Stored entries
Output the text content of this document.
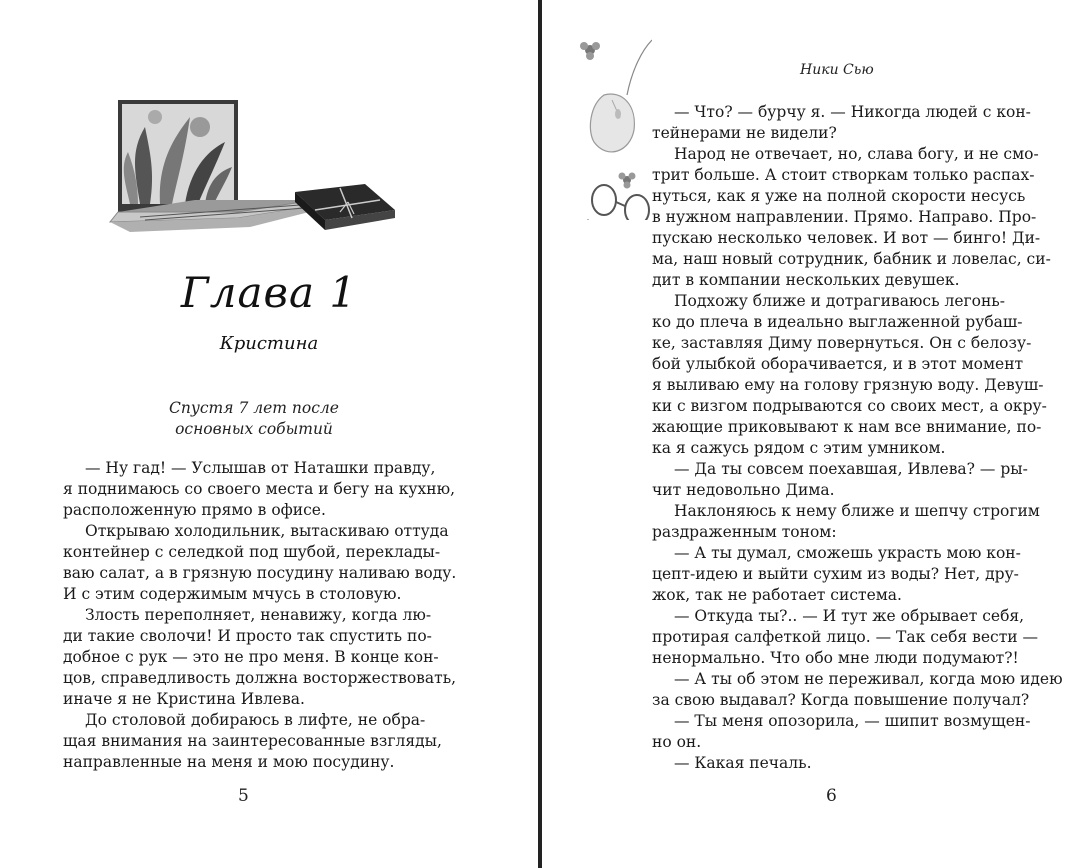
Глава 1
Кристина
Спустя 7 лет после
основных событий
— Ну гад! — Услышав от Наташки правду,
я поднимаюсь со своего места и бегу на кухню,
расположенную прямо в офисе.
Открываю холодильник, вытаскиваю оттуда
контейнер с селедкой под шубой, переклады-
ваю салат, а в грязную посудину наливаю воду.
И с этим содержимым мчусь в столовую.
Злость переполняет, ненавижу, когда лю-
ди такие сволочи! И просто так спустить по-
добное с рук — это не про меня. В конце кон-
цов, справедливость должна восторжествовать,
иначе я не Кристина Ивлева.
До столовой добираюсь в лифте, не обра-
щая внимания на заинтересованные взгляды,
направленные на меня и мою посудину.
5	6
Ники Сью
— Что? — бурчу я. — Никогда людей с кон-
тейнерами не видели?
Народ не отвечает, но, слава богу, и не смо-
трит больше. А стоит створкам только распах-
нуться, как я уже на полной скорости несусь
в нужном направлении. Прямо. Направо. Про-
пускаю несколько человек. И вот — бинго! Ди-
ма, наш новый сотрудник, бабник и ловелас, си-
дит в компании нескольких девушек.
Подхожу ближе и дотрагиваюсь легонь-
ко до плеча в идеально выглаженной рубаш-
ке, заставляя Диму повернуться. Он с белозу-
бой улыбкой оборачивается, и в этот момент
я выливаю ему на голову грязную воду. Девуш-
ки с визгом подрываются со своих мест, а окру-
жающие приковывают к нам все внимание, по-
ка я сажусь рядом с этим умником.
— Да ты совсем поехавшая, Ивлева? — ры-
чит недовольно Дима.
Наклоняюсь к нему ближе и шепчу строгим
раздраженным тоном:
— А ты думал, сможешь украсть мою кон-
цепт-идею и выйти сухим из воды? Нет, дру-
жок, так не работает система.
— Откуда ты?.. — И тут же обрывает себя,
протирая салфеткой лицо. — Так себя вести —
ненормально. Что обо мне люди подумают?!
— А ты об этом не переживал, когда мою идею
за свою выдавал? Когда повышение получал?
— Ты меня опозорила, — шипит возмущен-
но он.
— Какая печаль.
---
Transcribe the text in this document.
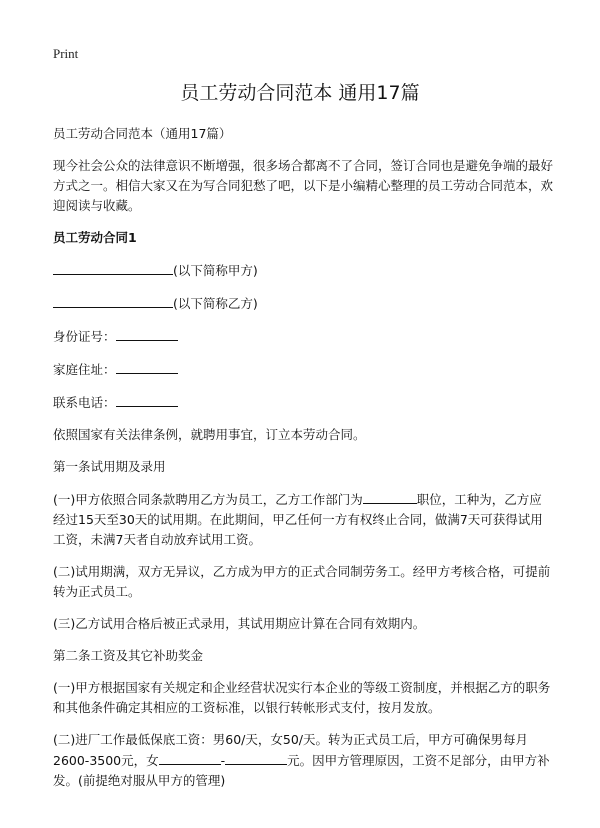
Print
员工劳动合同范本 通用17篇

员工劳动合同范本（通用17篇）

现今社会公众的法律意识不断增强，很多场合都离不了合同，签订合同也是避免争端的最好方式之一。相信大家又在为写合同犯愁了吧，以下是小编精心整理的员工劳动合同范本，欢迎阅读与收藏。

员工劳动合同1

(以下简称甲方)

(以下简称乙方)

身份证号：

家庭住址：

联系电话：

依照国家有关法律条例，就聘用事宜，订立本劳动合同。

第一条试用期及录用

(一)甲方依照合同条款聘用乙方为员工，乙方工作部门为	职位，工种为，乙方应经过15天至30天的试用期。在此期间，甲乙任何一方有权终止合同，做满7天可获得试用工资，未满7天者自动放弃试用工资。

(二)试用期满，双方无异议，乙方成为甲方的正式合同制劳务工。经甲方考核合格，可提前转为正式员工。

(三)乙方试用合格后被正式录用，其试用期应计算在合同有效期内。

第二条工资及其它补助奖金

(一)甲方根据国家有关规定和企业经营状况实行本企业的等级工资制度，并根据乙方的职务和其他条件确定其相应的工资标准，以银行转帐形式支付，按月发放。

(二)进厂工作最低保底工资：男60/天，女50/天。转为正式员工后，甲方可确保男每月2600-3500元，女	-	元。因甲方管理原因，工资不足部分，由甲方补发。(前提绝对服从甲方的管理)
---
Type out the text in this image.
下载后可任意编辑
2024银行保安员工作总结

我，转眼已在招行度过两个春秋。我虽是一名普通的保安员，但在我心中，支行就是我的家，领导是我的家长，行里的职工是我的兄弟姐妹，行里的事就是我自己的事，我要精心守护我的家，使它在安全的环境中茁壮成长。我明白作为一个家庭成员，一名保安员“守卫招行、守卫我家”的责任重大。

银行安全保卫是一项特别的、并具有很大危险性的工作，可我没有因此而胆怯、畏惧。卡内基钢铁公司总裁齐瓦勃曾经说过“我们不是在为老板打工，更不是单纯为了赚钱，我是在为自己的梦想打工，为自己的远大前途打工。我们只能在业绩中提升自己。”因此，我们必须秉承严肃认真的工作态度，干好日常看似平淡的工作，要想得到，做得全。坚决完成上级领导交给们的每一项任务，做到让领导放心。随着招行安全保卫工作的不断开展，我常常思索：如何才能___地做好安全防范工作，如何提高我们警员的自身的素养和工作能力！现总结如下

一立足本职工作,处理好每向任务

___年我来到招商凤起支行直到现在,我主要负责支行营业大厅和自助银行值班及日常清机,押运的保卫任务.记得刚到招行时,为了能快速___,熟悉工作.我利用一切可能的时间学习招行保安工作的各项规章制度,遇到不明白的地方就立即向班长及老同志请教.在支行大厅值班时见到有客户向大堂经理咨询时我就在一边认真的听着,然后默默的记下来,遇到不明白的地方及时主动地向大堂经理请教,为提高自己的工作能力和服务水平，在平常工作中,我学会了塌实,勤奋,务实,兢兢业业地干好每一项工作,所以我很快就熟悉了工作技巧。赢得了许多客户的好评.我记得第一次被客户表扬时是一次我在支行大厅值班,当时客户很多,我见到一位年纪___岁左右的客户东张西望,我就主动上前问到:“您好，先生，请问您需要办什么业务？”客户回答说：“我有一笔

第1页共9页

TASK OBJECTIVE:
In the listing above, find the lines holding the word "воду" and copy them.

RESULT OF THE EXERCISE:
ваю салат, а в грязную посудину наливаю воду.
я выливаю ему на голову грязную воду. Девуш-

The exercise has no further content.